なお、ここで、一方の映像信号(第1の映像信号101iX)の第1のフレームを参照した符号化が行われる、他方の映像信号(第2の映像信号101iY)に含まれる第2のフレームは、先頭のフレーム(ピクチャS1)でもよい。つまり、第2のフレームは、先頭のフレーム(ピクチャS1)と、後続の各フレーム(ピクチャS3…)とのうちで、先頭のフレーム(ピクチャS1)であってもよい。先頭のフレーム(ピクチャS1)は、多くの場合に、後続の各フレーム(ピクチャS3…)よりも先に符号化される。このため、先頭のフレームの符号化では、先頭のフレームが含まれる映像信号(第2の映像信号101iY)のフレーム(ピクチャS3…)が参照されない。つまり、他方の映像信号(第1の映像信号101iX)のフレーム(ピクチャI0)を参照した符号化が多くの場合に行われる。このため、多くの場合に、上述の動きベクトルが、視差情報として利用できる。このため、動きベクトルではない別の視差情報を得るための複雑な構成が必要となるのが回避できる。
以上のように、実施の形態に係るステレオ画像符号化装置100は、量子化パラメータ決定部103において、動きベクトル検出部102から出力された動きベクトルが、同時刻の片方のフレームを参照している場合(S301:Yes)、動きベクトルの値に応じて量子化パラメータを決定する。そして、画像符号化部104は、決定された量子化パラメータに基づいて入力画像データを圧縮符号化する。つまり、このように構成することにより、人間から見て近い位置にある領域、つまり人間の視覚上の重要度が高い領域(領域9A)に、優先して多くの符号量を割り当てて符号化する。このため、符号化効率を高めることができる。したがって、画質および符号化効率を向上させることが可能となる。
つまり、重要な領域の量子化では、近い距離の視差の視差情報が算出されて、小さい第1の量子化パラメータにより特定される小さい量子化幅での量子化がされ(S301:Yes)、高い画質が得られる。他方、重要でない領域の量子化では、遠い距離の視差の視差情報が算出されて、大きい量子化幅での量子化がされ(S301:No)、高い符号化効率が得られる。これにより、高い画質と、高い符号化効率とが両立できる。

作業内容 -
上のステレオ画像符号化に関する引用本文から、「なお、ここで、一方の映像信号」を含む語句で始まり「が必要となるのが回避できる。」で終わる部分を、一字一句変えずに書き写してください。

(データセットのレコード)
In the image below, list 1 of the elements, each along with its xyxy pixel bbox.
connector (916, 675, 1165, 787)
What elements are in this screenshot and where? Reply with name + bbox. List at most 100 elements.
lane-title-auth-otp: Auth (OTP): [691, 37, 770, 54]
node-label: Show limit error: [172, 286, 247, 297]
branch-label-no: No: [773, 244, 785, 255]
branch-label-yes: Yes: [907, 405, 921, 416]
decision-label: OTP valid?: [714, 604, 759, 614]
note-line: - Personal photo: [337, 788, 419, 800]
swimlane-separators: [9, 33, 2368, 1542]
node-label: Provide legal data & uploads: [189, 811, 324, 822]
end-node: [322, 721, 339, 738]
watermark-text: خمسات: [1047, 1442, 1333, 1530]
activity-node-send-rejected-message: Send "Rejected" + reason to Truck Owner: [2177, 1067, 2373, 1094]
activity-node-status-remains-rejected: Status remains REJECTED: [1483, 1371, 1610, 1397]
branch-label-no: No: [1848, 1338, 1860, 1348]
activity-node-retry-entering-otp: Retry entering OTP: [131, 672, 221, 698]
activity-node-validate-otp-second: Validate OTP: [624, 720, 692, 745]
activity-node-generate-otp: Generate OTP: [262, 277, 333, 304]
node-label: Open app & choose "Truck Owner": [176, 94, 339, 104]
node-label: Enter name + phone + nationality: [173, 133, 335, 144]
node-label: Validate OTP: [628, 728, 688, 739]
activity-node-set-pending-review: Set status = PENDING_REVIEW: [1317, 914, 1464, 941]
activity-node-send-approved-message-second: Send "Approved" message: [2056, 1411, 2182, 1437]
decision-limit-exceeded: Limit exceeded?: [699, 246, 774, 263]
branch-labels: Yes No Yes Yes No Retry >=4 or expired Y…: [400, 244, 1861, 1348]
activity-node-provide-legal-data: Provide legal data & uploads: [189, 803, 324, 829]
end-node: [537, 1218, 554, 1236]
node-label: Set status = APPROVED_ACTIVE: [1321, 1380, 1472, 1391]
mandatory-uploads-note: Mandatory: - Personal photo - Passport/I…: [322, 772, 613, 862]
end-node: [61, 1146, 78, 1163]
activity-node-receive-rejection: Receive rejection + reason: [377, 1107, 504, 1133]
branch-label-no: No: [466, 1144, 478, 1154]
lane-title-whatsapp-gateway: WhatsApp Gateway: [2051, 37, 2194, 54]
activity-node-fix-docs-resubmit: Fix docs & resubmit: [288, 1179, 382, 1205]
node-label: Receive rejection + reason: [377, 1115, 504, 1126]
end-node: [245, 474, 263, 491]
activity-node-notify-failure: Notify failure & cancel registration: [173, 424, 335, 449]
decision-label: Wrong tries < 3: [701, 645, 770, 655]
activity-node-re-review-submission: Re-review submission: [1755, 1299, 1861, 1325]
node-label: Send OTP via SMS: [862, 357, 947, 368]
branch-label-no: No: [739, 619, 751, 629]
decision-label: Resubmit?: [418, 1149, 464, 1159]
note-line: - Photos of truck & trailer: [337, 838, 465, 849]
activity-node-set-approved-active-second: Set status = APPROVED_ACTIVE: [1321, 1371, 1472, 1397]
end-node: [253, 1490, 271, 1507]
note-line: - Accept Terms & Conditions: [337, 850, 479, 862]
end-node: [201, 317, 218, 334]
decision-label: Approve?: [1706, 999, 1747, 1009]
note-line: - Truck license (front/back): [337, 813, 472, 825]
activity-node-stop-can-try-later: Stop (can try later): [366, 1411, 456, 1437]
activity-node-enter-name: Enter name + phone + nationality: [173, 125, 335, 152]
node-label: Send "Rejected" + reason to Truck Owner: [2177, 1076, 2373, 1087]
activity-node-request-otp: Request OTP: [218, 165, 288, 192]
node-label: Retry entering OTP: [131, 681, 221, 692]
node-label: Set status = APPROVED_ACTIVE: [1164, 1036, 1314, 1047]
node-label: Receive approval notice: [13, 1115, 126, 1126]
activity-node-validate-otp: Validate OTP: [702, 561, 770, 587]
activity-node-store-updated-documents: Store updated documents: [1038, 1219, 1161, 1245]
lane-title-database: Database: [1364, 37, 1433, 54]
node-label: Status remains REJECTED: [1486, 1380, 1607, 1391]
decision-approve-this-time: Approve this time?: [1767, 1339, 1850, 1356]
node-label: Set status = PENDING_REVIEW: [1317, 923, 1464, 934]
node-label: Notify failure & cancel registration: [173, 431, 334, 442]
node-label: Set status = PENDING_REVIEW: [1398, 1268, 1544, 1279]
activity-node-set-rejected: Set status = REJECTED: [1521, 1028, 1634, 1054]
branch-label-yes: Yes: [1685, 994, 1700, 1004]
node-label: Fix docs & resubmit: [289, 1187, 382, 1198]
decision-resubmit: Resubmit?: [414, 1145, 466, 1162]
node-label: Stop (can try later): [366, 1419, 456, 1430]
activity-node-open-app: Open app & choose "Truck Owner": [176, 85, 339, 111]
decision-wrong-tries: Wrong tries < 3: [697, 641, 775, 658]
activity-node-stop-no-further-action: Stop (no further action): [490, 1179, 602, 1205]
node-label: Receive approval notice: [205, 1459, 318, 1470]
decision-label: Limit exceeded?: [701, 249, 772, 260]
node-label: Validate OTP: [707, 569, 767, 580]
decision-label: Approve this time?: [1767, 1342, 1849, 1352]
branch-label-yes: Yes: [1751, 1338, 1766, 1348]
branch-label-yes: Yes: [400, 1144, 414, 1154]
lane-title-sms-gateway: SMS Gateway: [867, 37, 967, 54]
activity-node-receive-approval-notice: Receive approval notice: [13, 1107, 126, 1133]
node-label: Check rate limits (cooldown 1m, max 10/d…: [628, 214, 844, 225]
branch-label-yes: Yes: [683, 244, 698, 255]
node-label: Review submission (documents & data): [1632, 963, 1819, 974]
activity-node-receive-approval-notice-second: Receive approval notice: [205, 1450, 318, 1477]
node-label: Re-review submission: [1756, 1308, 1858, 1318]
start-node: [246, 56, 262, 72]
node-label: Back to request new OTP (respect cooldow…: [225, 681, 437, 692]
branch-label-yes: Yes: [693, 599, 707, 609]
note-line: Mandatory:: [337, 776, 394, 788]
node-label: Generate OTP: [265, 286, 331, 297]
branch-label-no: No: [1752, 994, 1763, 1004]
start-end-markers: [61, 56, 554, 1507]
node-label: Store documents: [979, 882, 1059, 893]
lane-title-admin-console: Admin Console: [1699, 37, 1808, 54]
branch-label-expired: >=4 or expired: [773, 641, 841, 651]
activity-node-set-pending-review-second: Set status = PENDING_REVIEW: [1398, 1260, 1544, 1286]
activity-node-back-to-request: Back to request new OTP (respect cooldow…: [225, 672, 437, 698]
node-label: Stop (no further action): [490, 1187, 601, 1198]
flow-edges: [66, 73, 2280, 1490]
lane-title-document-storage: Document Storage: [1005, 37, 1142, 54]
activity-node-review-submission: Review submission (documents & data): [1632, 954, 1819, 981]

回答 -
なお、ここで、一方の映像信号(第1の映像信号101iX)の第1のフレームを参照した符号化が行われる、他方の映像信号(第2の映像信号101iY)に含まれる第2のフレームは、先頭のフレーム(ピクチャS1)でもよい。つまり、第2のフレームは、先頭のフレーム(ピクチャS1)と、後続の各フレーム(ピクチャS3…)とのうちで、先頭のフレーム(ピクチャS1)であってもよい。先頭のフレーム(ピクチャS1)は、多くの場合に、後続の各フレーム(ピクチャS3…)よりも先に符号化される。このため、先頭のフレームの符号化では、先頭のフレームが含まれる映像信号(第2の映像信号101iY)のフレーム(ピクチャS3…)が参照されない。つまり、他方の映像信号(第1の映像信号101iX)のフレーム(ピクチャI0)を参照した符号化が多くの場合に行われる。このため、多くの場合に、上述の動きベクトルが、視差情報として利用できる。このため、動きベクトルではない別の視差情報を得るための複雑な構成が必要となるのが回避できる。